_Exercise description_
Check each line of the records for "text"; collect those that have it.

_Available data_
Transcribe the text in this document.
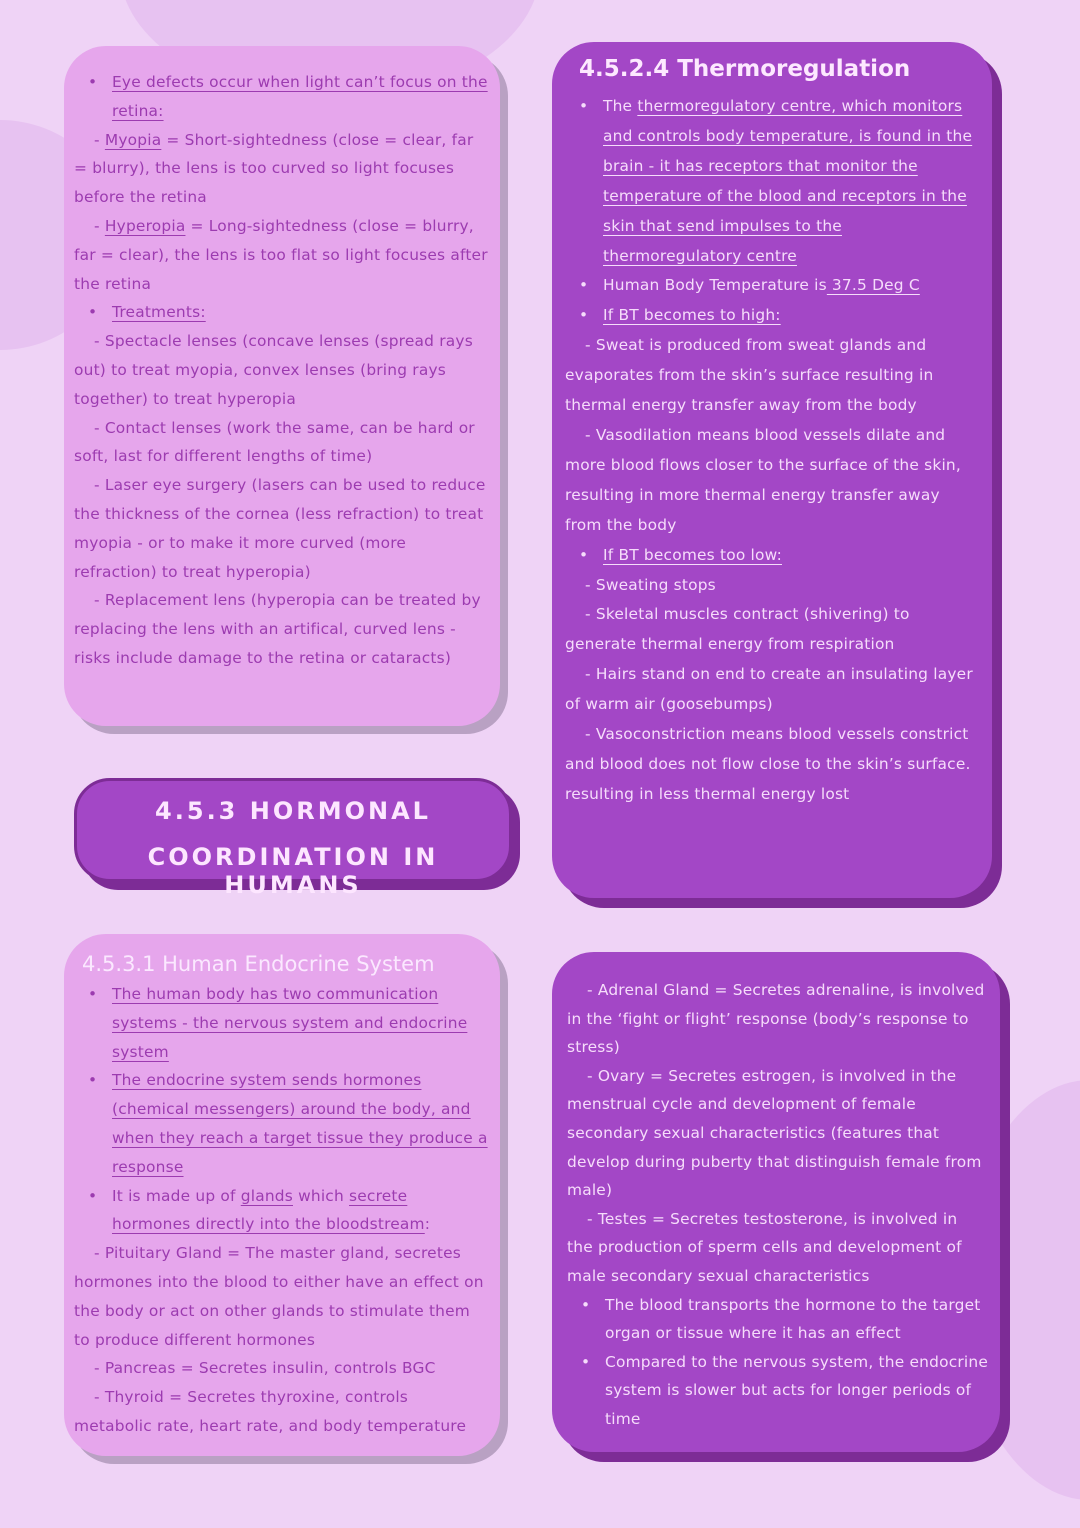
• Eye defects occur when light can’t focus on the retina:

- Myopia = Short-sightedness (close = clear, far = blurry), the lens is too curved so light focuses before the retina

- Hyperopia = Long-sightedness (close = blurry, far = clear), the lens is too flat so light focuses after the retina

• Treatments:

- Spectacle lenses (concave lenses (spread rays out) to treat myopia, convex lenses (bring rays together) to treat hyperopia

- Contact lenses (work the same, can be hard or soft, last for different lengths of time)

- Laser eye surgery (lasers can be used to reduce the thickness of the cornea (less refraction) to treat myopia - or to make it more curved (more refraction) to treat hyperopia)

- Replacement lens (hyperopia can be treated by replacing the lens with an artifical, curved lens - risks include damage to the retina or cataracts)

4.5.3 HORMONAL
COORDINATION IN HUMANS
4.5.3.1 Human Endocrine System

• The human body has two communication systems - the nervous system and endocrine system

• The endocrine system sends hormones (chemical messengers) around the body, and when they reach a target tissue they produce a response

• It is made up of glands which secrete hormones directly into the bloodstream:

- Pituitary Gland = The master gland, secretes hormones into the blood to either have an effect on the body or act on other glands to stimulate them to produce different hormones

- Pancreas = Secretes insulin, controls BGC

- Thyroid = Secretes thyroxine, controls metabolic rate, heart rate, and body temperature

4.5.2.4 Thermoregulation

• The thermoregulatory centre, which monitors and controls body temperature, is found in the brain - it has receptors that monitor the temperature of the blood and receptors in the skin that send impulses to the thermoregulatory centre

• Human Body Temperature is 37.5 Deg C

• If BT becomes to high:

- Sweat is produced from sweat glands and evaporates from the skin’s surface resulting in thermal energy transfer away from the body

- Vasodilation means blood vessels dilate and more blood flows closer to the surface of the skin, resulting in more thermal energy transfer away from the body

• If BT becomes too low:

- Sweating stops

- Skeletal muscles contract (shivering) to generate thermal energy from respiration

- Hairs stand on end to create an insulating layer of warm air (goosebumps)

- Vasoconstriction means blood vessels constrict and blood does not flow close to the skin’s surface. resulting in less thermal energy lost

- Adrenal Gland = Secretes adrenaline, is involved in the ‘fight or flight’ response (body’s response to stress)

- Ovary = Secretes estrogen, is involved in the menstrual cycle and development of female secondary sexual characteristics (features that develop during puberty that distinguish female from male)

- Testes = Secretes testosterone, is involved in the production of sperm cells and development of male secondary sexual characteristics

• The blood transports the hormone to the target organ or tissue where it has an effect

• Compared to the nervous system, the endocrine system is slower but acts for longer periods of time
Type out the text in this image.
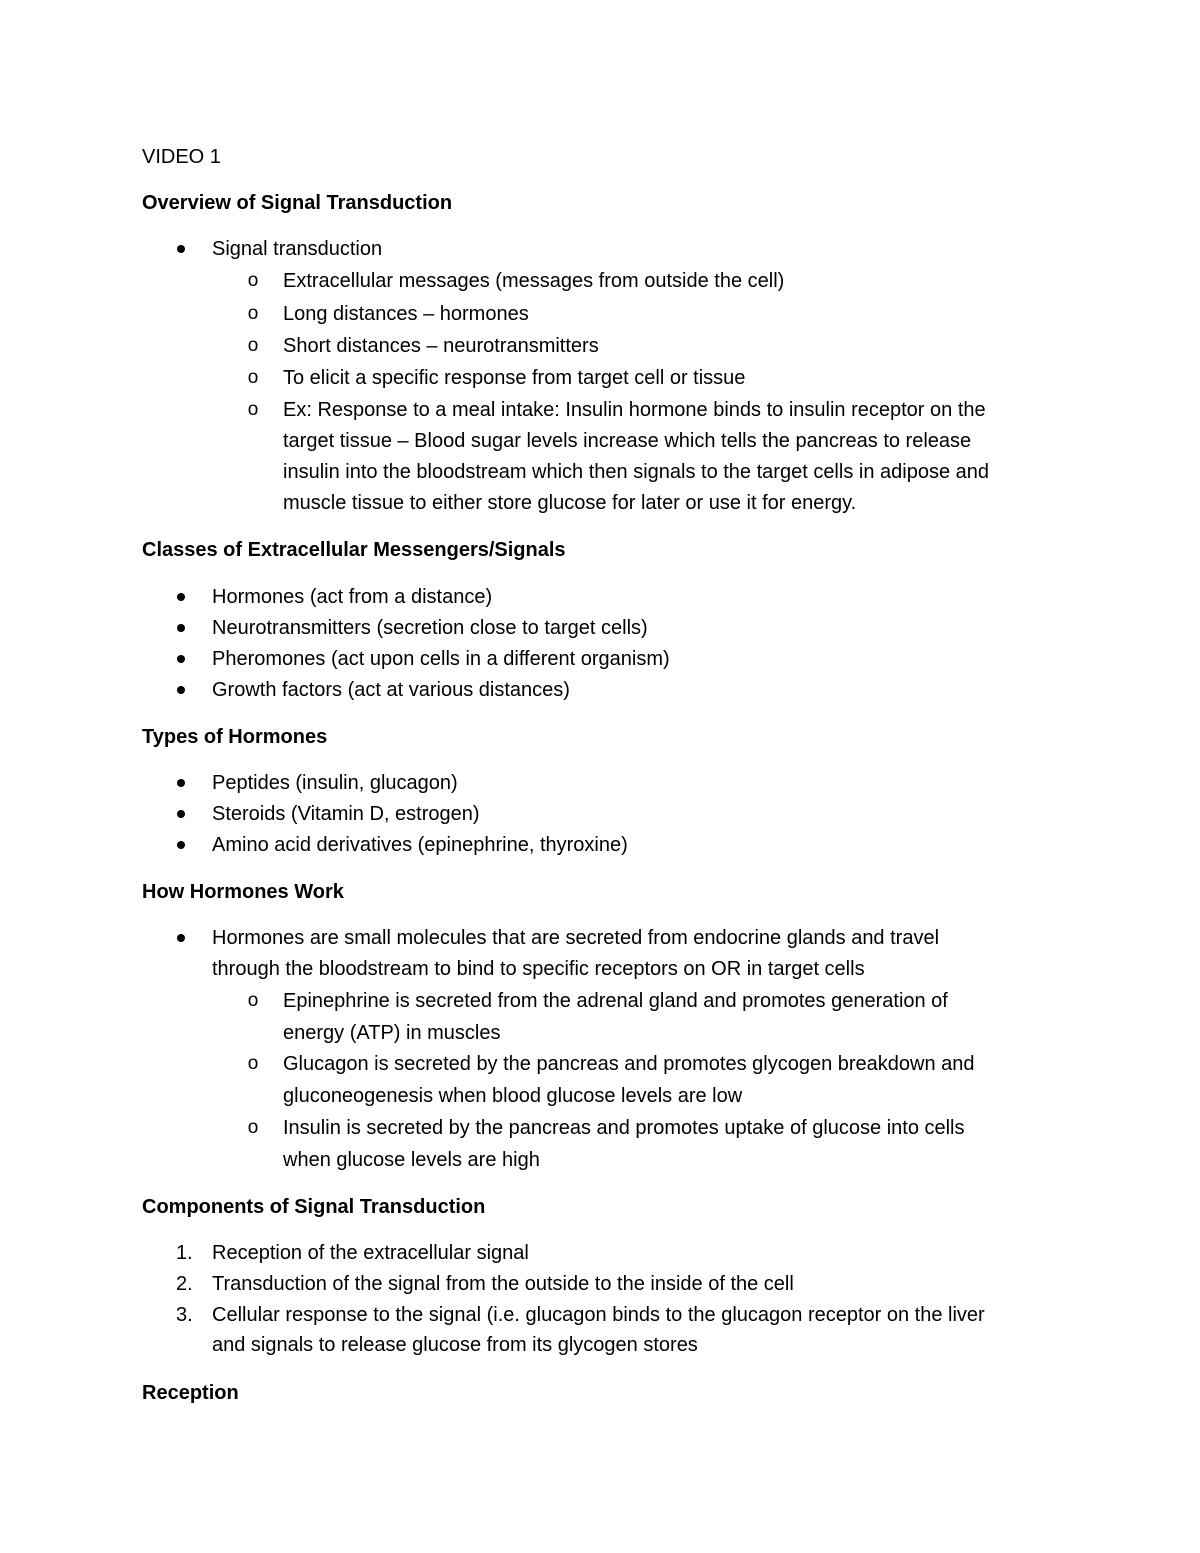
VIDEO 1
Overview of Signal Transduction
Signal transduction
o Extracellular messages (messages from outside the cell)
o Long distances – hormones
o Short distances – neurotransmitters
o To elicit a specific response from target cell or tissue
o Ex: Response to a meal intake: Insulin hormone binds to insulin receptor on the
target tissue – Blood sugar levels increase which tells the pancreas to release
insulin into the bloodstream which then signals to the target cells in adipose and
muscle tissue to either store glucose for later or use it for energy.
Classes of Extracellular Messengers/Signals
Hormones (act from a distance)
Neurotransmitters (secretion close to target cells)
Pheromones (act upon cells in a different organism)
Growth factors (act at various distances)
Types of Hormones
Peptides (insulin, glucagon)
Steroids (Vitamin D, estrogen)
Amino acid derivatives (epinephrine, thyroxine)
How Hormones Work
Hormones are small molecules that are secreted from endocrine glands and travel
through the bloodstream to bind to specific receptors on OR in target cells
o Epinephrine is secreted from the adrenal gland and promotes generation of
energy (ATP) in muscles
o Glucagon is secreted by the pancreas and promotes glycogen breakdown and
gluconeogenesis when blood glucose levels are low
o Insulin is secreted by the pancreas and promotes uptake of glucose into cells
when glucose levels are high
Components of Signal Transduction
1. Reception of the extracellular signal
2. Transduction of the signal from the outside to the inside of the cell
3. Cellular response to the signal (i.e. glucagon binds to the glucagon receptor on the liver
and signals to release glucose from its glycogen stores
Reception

_Task answer_
Transcribe the text in this document.
Type out the text in this image.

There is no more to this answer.